# wireless router



## Willowynd (Mar 27, 2005)

I am pretty irritated. I bought a wireless router brand new less than a year ago. For the past few weeks it has stopped working periodically and now won't work at all. It will power up and go through its test- but does not seem to know when to stop testing. Last time it took 2 days to stop testing and finally work. Then my power blipped off for about 30 seconds and that was 4 days ago- the damn test light has blinked ever since. I know it was not a power surge that took it out- I have it hooked up to an excellent surge protector along with my computer, printer and sattelitte modem (the modem and cables even plugs into it). None of those are having any issues. Can someone give me some suggestions on a quality router that is inexpensive? Hubby is out of work and can't really afford a top of the liner. This one is a Zyxel Prestige 334W.


----------



## OntarioMan (Feb 11, 2007)

I believe most routers have a warranty of about 3yrs. Perhaps you can "borrow" a wired router to get you though while the Zyxel is in for repair.

-- -- --

** OBJECTIVE **
Please copy out the section of the wireless router thread starting at "# wireless router" and ending at "Zyxel Prestige 334W.", word for word.

** DATA SECTION **
-- -- --

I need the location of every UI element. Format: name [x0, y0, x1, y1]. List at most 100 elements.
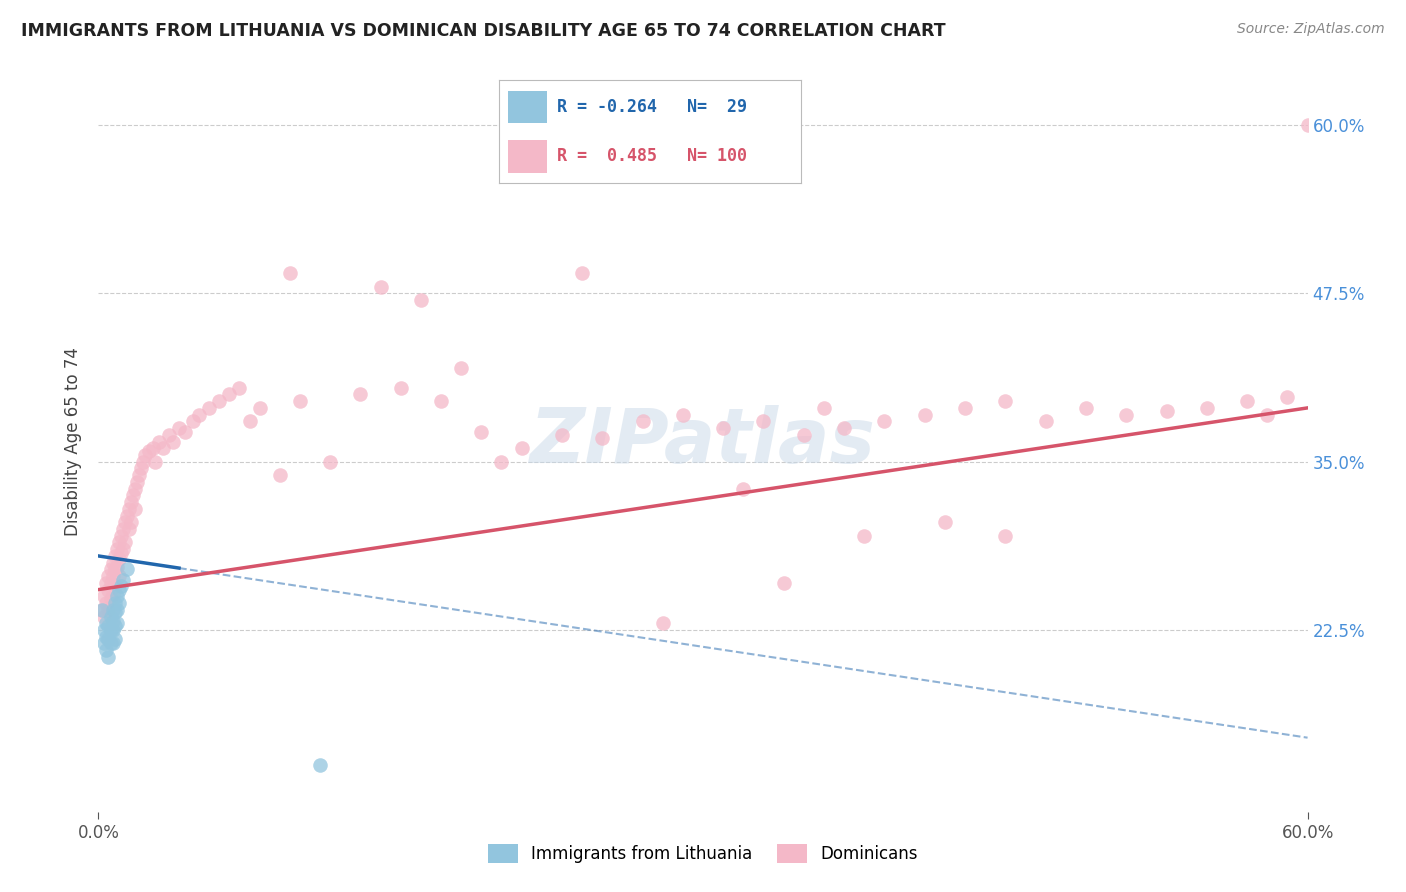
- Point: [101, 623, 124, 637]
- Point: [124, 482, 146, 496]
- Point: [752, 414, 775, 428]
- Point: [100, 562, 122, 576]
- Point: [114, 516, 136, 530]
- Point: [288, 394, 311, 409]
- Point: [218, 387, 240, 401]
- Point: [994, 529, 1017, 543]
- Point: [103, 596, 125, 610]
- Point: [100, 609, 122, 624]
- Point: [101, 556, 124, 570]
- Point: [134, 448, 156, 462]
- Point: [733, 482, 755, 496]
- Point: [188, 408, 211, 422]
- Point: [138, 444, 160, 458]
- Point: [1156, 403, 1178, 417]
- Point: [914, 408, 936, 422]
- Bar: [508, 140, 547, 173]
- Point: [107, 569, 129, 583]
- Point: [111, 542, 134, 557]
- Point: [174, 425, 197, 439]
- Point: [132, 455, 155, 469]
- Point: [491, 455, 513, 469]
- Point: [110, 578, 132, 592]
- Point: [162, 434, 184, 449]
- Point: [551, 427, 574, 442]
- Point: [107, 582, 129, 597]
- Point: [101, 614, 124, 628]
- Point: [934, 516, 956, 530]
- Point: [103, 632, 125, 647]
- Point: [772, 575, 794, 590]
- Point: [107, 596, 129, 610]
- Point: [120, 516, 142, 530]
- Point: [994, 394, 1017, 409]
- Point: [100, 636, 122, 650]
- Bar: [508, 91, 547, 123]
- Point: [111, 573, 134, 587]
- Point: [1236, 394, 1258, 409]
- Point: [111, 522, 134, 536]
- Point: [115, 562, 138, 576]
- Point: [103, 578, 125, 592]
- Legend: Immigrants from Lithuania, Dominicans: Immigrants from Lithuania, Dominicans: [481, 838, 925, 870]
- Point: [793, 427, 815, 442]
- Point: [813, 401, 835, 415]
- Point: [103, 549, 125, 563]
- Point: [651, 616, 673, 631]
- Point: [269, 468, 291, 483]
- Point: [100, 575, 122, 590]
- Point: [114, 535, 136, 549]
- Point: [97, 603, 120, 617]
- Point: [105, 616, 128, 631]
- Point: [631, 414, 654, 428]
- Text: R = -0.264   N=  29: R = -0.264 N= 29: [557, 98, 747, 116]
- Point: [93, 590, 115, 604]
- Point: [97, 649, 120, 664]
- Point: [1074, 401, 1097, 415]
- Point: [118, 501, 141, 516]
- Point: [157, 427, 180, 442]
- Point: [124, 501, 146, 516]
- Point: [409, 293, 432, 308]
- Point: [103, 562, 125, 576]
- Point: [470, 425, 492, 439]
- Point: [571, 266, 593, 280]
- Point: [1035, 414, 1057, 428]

-- -- --

** OUTPUT **
# wireless router



## Willowynd (Mar 27, 2005)

I am pretty irritated. I bought a wireless router brand new less than a year ago. For the past few weeks it has stopped working periodically and now won't work at all. It will power up and go through its test- but does not seem to know when to stop testing. Last time it took 2 days to stop testing and finally work. Then my power blipped off for about 30 seconds and that was 4 days ago- the damn test light has blinked ever since. I know it was not a power surge that took it out- I have it hooked up to an excellent surge protector along with my computer, printer and sattelitte modem (the modem and cables even plugs into it). None of those are having any issues. Can someone give me some suggestions on a quality router that is inexpensive? Hubby is out of work and can't really afford a top of the liner. This one is a Zyxel Prestige 334W.